## WRITTEN INSTRUCTION
Each entry below is to be transcribed exactly.

Dataset records
┄┄┄┄┄┄

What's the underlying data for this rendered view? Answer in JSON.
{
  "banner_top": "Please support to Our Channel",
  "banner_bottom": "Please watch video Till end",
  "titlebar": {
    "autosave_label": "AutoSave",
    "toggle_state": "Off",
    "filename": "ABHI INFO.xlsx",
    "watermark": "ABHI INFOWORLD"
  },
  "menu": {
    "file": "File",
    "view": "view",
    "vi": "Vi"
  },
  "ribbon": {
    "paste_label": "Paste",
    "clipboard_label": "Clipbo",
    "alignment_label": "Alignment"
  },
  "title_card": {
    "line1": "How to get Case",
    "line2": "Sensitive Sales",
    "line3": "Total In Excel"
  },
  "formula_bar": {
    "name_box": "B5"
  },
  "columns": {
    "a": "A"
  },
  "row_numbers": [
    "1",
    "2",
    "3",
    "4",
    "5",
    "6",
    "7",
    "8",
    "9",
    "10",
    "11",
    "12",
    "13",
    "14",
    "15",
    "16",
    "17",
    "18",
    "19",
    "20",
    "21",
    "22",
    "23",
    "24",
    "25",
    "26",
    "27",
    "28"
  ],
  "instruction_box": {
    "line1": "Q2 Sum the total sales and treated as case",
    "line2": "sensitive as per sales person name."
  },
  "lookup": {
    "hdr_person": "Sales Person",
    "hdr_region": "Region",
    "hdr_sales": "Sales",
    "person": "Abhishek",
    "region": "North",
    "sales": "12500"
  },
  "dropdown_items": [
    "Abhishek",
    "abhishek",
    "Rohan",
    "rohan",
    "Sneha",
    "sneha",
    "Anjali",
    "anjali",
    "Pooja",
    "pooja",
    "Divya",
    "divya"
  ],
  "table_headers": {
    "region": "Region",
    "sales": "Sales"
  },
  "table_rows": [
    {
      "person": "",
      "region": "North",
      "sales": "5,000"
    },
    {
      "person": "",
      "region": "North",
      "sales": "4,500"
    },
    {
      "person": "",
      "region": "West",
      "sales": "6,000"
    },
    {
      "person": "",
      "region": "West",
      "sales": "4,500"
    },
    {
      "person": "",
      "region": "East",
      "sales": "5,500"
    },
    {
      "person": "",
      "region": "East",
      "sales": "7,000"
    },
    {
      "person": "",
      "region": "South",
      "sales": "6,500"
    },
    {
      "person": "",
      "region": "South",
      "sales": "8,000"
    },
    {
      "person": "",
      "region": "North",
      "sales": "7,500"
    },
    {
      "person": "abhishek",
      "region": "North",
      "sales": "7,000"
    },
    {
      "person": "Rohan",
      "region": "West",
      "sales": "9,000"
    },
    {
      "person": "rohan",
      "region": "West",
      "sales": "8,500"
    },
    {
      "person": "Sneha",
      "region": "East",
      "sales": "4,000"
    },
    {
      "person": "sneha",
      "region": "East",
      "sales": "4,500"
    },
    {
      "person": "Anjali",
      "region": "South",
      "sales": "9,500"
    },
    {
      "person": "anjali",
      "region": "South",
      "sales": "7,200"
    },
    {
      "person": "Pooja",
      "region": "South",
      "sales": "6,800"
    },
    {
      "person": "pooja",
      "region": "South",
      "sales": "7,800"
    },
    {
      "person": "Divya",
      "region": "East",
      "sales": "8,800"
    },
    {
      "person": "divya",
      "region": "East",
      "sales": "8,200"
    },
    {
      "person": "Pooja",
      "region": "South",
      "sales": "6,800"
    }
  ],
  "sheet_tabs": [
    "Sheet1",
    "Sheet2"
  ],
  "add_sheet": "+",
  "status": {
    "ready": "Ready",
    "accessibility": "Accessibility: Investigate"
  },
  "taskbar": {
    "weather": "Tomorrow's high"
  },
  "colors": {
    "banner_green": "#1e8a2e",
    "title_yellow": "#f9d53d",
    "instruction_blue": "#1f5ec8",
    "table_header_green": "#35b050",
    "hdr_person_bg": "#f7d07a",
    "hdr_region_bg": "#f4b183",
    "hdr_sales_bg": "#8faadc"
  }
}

┄┄┄┄┄┄

## ANSWER FOR THIS EXERCISE
What's the underlying data for this rendered view? Answer in JSON.
{
  "banner_top": "Please support to Our Channel",
  "banner_bottom": "Please watch video Till end",
  "titlebar": {
    "autosave_label": "AutoSave",
    "toggle_state": "Off",
    "filename": "ABHI INFO.xlsx",
    "watermark": "ABHI INFOWORLD"
  },
  "menu": {
    "file": "File",
    "view": "view",
    "vi": "Vi"
  },
  "ribbon": {
    "paste_label": "Paste",
    "clipboard_label": "Clipbo",
    "alignment_label": "Alignment"
  },
  "title_card": {
    "line1": "How to get Case",
    "line2": "Sensitive Sales",
    "line3": "Total In Excel"
  },
  "formula_bar": {
    "name_box": "B5"
  },
  "columns": {
    "a": "A"
  },
  "row_numbers": [
    "1",
    "2",
    "3",
    "4",
    "5",
    "6",
    "7",
    "8",
    "9",
    "10",
    "11",
    "12",
    "13",
    "14",
    "15",
    "16",
    "17",
    "18",
    "19",
    "20",
    "21",
    "22",
    "23",
    "24",
    "25",
    "26",
    "27",
    "28"
  ],
  "instruction_box": {
    "line1": "Q2 Sum the total sales and treated as case",
    "line2": "sensitive as per sales person name."
  },
  "lookup": {
    "hdr_person": "Sales Person",
    "hdr_region": "Region",
    "hdr_sales": "Sales",
    "person": "Abhishek",
    "region": "North",
    "sales": "12500"
  },
  "dropdown_items": [
    "Abhishek",
    "abhishek",
    "Rohan",
    "rohan",
    "Sneha",
    "sneha",
    "Anjali",
    "anjali",
    "Pooja",
    "pooja",
    "Divya",
    "divya"
  ],
  "table_headers": {
    "region": "Region",
    "sales": "Sales"
  },
  "table_rows": [
    {
      "person": "",
      "region": "North",
      "sales": "5,000"
    },
    {
      "person": "",
      "region": "North",
      "sales": "4,500"
    },
    {
      "person": "",
      "region": "West",
      "sales": "6,000"
    },
    {
      "person": "",
      "region": "West",
      "sales": "4,500"
    },
    {
      "person": "",
      "region": "East",
      "sales": "5,500"
    },
    {
      "person": "",
      "region": "East",
      "sales": "7,000"
    },
    {
      "person": "",
      "region": "South",
      "sales": "6,500"
    },
    {
      "person": "",
      "region": "South",
      "sales": "8,000"
    },
    {
      "person": "",
      "region": "North",
      "sales": "7,500"
    },
    {
      "person": "abhishek",
      "region": "North",
      "sales": "7,000"
    },
    {
      "person": "Rohan",
      "region": "West",
      "sales": "9,000"
    },
    {
      "person": "rohan",
      "region": "West",
      "sales": "8,500"
    },
    {
      "person": "Sneha",
      "region": "East",
      "sales": "4,000"
    },
    {
      "person": "sneha",
      "region": "East",
      "sales": "4,500"
    },
    {
      "person": "Anjali",
      "region": "South",
      "sales": "9,500"
    },
    {
      "person": "anjali",
      "region": "South",
      "sales": "7,200"
    },
    {
      "person": "Pooja",
      "region": "South",
      "sales": "6,800"
    },
    {
      "person": "pooja",
      "region": "South",
      "sales": "7,800"
    },
    {
      "person": "Divya",
      "region": "East",
      "sales": "8,800"
    },
    {
      "person": "divya",
      "region": "East",
      "sales": "8,200"
    },
    {
      "person": "Pooja",
      "region": "South",
      "sales": "6,800"
    }
  ],
  "sheet_tabs": [
    "Sheet1",
    "Sheet2"
  ],
  "add_sheet": "+",
  "status": {
    "ready": "Ready",
    "accessibility": "Accessibility: Investigate"
  },
  "taskbar": {
    "weather": "Tomorrow's high"
  },
  "colors": {
    "banner_green": "#1e8a2e",
    "title_yellow": "#f9d53d",
    "instruction_blue": "#1f5ec8",
    "table_header_green": "#35b050",
    "hdr_person_bg": "#f7d07a",
    "hdr_region_bg": "#f4b183",
    "hdr_sales_bg": "#8faadc"
  }
}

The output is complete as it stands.